§ Given data

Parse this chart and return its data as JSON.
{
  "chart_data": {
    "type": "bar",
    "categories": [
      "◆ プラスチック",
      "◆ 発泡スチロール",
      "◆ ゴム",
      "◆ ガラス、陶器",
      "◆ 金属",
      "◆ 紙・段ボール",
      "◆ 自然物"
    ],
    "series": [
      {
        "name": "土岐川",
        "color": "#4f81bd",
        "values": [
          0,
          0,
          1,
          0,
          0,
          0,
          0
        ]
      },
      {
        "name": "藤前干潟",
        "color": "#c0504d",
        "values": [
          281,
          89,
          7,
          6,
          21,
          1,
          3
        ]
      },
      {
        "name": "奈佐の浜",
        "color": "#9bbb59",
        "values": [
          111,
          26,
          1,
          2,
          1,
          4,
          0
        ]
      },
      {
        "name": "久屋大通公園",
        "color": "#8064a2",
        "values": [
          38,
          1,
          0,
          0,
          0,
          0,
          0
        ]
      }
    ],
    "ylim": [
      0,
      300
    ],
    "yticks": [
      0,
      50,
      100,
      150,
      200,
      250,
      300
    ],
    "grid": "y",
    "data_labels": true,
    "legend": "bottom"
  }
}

--

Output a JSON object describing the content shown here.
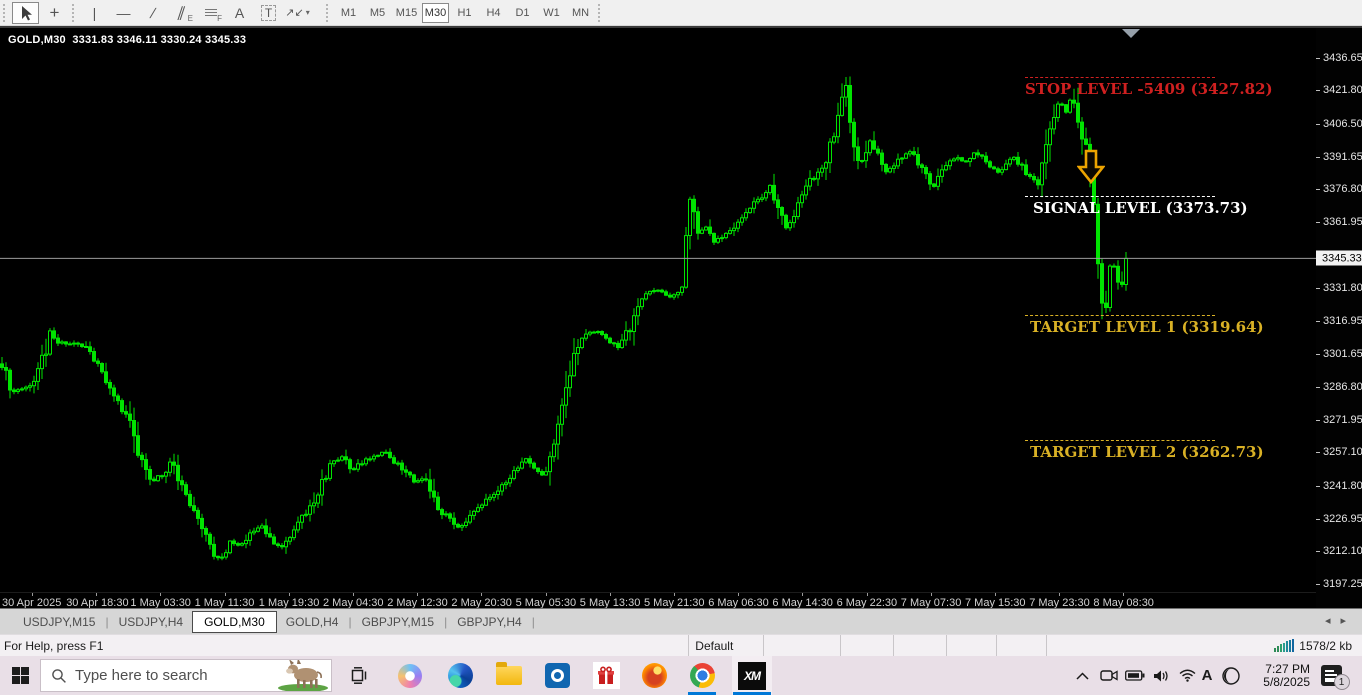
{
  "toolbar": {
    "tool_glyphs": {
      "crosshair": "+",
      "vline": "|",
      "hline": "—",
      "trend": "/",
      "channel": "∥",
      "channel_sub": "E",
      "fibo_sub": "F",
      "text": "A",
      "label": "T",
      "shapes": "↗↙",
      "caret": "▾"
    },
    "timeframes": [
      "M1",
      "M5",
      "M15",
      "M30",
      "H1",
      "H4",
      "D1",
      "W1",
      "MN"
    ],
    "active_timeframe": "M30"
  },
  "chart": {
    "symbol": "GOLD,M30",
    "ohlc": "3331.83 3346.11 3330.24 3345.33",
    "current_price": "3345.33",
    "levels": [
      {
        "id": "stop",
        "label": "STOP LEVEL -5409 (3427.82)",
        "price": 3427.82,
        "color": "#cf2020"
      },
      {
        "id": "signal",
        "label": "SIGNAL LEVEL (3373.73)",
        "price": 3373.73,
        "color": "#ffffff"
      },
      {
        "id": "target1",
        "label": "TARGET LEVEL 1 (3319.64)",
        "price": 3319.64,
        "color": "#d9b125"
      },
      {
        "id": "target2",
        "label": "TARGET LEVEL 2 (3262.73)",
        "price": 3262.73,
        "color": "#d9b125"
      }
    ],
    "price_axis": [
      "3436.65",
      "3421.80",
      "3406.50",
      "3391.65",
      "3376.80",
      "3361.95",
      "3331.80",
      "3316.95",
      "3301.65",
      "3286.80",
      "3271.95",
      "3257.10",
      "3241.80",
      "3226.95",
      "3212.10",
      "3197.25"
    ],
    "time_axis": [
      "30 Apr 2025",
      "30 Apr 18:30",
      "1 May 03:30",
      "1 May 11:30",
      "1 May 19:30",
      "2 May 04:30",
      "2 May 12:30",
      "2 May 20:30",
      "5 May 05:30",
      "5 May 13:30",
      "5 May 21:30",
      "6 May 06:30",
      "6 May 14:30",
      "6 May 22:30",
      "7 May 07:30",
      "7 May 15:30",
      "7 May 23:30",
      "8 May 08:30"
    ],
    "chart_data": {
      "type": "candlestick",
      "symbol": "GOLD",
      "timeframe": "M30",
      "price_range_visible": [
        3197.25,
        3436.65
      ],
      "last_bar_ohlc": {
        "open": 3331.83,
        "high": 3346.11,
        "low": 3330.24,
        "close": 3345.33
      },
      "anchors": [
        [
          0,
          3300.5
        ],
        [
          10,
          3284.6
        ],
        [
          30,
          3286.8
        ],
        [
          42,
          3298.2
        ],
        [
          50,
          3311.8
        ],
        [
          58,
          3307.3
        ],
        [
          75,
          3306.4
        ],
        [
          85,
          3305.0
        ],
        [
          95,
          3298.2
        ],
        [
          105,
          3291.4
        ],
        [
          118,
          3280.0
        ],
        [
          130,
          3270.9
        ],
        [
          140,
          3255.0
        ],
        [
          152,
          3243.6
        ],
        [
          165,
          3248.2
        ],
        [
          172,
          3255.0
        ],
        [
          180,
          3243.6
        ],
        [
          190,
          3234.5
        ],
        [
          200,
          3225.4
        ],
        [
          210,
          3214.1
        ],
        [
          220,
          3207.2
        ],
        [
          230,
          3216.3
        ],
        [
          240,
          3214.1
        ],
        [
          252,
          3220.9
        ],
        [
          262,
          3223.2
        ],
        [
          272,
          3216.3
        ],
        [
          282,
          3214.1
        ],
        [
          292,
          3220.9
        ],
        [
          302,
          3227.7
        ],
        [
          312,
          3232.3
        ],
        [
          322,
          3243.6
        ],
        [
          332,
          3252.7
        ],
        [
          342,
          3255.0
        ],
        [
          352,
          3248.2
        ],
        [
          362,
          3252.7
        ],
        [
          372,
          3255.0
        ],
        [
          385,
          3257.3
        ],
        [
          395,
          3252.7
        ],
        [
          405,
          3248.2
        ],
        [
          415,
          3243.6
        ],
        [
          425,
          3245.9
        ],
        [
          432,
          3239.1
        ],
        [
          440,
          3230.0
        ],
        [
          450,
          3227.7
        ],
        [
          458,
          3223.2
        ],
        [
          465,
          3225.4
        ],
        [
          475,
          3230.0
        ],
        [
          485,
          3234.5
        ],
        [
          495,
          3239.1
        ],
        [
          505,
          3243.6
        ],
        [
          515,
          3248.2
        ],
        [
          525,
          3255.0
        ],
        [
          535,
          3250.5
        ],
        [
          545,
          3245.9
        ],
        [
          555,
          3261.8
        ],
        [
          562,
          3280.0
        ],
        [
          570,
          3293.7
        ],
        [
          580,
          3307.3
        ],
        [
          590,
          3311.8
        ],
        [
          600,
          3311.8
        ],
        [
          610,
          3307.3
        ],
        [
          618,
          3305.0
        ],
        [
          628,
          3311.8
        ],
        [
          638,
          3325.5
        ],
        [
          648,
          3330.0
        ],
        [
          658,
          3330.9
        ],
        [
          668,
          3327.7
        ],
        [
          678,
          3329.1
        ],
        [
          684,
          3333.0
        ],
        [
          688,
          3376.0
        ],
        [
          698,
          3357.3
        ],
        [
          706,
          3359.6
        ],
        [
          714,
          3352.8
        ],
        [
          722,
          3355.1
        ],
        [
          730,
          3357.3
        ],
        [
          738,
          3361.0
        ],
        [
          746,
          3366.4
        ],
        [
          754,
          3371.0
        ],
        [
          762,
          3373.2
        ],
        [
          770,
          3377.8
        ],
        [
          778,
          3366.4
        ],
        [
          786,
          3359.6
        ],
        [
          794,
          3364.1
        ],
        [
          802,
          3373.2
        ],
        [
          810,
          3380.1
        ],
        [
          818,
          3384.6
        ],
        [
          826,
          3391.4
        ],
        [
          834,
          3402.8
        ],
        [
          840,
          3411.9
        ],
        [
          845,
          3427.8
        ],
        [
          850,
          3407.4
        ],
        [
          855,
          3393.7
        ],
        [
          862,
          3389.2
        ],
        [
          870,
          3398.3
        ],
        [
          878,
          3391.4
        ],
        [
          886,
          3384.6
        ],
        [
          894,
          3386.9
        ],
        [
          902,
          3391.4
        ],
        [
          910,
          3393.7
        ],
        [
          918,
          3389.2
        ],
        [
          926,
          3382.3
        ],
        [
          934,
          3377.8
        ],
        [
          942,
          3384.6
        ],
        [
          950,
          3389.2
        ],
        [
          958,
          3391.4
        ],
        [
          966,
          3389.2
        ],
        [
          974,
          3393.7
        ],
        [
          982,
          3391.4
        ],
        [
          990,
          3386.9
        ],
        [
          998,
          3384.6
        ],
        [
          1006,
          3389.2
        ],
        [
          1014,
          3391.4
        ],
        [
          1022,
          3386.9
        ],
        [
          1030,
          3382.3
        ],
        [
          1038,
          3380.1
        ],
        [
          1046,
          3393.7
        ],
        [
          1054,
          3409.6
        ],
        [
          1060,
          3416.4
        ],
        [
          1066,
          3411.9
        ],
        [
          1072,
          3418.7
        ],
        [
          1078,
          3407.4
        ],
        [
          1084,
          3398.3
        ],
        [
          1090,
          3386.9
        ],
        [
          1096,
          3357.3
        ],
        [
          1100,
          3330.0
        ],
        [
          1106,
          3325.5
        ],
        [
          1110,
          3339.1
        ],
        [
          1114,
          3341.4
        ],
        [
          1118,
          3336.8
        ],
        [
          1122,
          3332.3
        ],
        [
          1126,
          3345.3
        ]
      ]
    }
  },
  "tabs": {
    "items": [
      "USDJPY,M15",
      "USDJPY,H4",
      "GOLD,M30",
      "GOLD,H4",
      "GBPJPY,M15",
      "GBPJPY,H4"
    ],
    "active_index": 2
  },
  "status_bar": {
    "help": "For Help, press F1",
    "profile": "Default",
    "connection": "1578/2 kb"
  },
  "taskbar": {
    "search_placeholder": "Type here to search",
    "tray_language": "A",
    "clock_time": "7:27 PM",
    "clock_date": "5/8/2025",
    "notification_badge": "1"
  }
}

§ What is expected
From the data above, pick out each line containing "here" and copy it.

§ Output of the task
Output a JSON object describing the content shown here.
    "search_placeholder": "Type here to search",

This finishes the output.